> _Texte fourni_:
Carte blanche

Unia: un anti-racisme d’Etat qui pose problème

Lettre ouverte à Unia. Comment est-il possible que vous, UNIA, Institut national des droits humains, service public  » indépendant « , ne décelez aucune incitation à la haine et à la discrimination dans les caricatures suprémacistes blanches du Carnaval d’Alost, suprémacisme dans ses versions négrophobes et antisémites ?

Vos omissions négrophobes s’inscrivent dans une histoire de plus en plus longue. A Alost, silence radio à propos de personnes déguisées en membres du Ku Klux Klan. Balbutiements à propos des Blackfaces malgré les avertissements internationaux exigeant de la Belgique une politique anti-négrophobie. Vous ne condamniez pas non plus ces jeunes qui, au PukklePop, chantaient « Coupons des mains, le Congo est à nous », ni la caricature des Noirs comme « sauvages » au Carnaval d’Ath, et préférez de vagues appels à la « pédagogie » visant à expliquer à des individus que « le racisme, c’est mal ». A propos du Zwarte Piet/Père Fouettard vous déclarez qu’il n’y a pas d’incitation à de la violence, à la haine ou à la discrimination. De votre part, donc, aucune action conséquente en prise avec l’histoire (post)coloniale belge, aucun lien avec les formes de racismes institutionnels.

L’argument d’un cadre légal qui ne le permet pas n’est désormais plus crédible. En effet, expliquez-nous pourquoi alors vous vous constituez partie civile contre un homme seul qui, face à des policiers lors d’une intervention, s’énerve : « vous ne comprenez rien avec vos cerveaux de Blancs ». Sur quelle base Unia a-t-elle estimé qu’il y a à ce moment et dans ce cadre-là incitation délibérée à la haine des Blancs ?

Pourquoi tenter de faire d’un supposé « racisme anti-Blanc » un sujet de société mettant sur le même plan racismes systémiques à l’égard de ceux qui sont tous les jours objets de discriminations – de l’école à l’emploi, en passant par le logement et l’espace public – et réactions sans effets sur cet ordre racial. Misères de l’abstraction : aucune différence de principe entre satires carnavalesques envers les oppresseurs et satires carnavalesques envers les opprimés. Mais une différence pratique : poursuivre des faibles et protéger les plus forts au nom d’une loi censée protéger contre le racisme.

Préférer l’abstraction à l’analyse des recompositions du racisme et de ses effets

A propos des caricatures antisémites du carnaval d’Alost : ces incitations n’étaient pas délibérées ? Nous avons du mal à comprendre : les porteurs de projet auraient-ils fabriqué chars et déguisements sans comprendre leurs actes ? Ces lentes opérations techniques sont réfléchies, débattues, délibérées et peaufinées pendant des semaines, voire des mois. Les affects qui les traversent ont le temps de se répandre, de se déployer. Idem pour les Blackfaces. Ces opérations, ces humours racistes, entretiennent concrètement les machines négrophobes et antisémites.

> _Travail demandé_:
**a)** Recopiez fidèlement un passage de la lettre ouverte à Unia. Commencez aux mots « Lettre ouverte à » et arrêtez-vous après « et antisémites ? ».
**b)** Pour chaque affirmation, dites si elle concorde avec la lettre ouverte à Unia. Répondez par oui ou par non et citez les mots du texte qui tranchent. (i) Unia s'est constituée partie civile contre un homme qui s'était emporté face à des policiers. (ii) D'après la lettre, les chars et déguisements du carnaval d'Alost sont préparés en quelques jours. (iii) Unia a déclaré que le Zwarte Piet/Père Fouettard incite à la haine.

Enregistrements issus d'un jeu de données
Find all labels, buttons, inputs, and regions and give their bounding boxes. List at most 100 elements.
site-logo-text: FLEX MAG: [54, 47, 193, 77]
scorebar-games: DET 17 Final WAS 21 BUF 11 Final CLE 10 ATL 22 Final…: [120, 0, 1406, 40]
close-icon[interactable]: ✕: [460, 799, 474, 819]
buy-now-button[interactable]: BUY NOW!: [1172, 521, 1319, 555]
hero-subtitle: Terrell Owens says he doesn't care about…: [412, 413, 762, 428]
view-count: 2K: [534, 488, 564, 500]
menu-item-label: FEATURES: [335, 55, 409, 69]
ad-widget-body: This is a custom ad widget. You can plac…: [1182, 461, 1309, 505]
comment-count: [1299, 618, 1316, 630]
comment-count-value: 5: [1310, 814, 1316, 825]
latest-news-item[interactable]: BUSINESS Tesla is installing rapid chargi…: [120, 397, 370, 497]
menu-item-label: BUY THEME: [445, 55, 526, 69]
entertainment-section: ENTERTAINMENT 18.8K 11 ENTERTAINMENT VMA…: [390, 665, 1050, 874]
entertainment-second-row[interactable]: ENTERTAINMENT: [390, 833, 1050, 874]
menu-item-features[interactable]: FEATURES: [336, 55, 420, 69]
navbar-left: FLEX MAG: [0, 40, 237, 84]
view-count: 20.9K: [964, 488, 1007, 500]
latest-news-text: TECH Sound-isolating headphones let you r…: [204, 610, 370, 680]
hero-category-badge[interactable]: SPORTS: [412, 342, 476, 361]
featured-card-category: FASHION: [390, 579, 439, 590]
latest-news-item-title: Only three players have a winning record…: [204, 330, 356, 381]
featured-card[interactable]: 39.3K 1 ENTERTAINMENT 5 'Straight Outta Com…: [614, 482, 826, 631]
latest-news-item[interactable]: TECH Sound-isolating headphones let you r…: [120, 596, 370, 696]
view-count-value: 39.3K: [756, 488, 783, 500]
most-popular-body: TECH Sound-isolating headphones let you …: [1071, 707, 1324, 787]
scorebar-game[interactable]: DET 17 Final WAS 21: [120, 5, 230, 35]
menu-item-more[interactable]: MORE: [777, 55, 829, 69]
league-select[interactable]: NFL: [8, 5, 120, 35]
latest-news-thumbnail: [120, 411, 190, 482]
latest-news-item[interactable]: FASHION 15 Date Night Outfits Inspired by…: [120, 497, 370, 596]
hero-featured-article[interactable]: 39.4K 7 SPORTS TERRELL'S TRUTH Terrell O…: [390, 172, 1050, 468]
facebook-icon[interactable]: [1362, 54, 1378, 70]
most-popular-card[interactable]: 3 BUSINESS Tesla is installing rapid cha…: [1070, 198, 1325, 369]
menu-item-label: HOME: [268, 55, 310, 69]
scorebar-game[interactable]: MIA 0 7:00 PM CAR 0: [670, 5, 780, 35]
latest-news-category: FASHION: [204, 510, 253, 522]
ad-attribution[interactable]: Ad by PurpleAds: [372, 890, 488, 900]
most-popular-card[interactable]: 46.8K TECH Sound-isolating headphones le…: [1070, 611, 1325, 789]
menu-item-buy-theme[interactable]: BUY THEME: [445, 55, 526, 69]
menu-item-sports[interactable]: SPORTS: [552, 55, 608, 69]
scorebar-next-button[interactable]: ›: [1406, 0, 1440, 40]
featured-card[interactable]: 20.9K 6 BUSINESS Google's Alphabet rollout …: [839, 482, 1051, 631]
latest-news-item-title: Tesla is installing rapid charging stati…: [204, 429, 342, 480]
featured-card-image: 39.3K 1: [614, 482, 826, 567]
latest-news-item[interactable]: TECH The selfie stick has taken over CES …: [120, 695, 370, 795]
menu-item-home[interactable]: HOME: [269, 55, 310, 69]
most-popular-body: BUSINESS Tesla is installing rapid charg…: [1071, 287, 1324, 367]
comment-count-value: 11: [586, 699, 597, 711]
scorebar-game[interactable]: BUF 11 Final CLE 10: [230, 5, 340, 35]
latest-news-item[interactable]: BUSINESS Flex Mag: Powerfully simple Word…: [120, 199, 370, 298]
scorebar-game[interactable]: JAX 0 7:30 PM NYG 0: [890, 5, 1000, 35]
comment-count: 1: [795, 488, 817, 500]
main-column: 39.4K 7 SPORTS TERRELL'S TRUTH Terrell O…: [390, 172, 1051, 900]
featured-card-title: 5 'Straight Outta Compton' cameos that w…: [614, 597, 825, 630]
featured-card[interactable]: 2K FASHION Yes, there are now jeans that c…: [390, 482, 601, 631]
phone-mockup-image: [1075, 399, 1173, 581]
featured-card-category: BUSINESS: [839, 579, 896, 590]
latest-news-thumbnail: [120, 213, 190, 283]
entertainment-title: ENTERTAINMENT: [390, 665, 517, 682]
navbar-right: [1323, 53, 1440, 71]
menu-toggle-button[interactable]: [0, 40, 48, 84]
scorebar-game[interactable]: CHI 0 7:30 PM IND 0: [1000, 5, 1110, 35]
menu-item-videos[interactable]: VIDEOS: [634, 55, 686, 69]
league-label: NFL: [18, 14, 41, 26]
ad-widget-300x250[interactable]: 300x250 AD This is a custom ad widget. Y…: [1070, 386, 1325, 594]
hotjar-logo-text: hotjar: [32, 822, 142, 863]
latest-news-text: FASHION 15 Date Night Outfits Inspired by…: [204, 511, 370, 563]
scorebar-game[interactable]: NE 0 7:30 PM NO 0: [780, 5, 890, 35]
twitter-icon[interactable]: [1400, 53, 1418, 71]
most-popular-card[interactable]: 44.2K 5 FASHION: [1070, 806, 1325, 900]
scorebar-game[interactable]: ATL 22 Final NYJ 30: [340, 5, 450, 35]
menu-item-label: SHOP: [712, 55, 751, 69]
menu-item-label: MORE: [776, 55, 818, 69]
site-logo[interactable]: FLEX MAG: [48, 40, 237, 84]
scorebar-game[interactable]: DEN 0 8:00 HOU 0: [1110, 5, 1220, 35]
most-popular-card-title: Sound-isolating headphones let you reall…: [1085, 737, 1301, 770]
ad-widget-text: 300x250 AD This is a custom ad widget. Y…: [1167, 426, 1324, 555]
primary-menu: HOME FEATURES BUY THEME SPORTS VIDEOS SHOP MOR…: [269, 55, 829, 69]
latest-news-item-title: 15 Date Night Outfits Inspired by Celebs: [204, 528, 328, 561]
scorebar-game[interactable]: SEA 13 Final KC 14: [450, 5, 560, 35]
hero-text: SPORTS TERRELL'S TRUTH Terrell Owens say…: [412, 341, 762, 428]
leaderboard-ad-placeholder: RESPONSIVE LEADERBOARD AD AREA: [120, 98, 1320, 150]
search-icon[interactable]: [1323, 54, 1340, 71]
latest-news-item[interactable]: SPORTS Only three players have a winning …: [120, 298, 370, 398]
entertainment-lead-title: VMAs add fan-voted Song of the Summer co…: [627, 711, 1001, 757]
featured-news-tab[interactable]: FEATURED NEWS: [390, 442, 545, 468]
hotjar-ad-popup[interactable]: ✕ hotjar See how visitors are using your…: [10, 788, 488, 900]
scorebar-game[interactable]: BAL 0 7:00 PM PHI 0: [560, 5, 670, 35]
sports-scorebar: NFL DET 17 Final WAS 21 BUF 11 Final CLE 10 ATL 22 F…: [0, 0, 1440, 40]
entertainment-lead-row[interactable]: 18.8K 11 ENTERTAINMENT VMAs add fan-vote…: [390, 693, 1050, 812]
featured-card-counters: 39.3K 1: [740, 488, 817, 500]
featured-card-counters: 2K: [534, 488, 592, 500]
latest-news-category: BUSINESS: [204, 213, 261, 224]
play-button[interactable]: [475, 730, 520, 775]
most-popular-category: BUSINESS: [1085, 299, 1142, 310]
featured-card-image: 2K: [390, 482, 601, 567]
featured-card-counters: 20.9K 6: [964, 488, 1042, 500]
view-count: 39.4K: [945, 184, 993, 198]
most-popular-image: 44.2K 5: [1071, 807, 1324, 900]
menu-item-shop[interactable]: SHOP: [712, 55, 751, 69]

> _Réponses par consigne_:
**a)**
Lettre ouverte à Unia. Comment est-il possible que vous, UNIA, Institut national des droits humains, service public  » indépendant « , ne décelez aucune incitation à la haine et à la discrimination dans les caricatures suprémacistes blanches du Carnaval d’Alost, suprémacisme dans ses versions négrophobes et antisémites ?

**b)**
(i) Oui : « vous vous constituez partie civile contre un homme seul qui, face à des policiers lors d’une intervention, s’énerve ».
(ii) Non : « réfléchies, débattues, délibérées et peaufinées pendant des semaines, voire des mois ».
(iii) Non : « vous déclarez qu’il n’y a pas d’incitation à de la violence, à la haine ou à la discrimination ».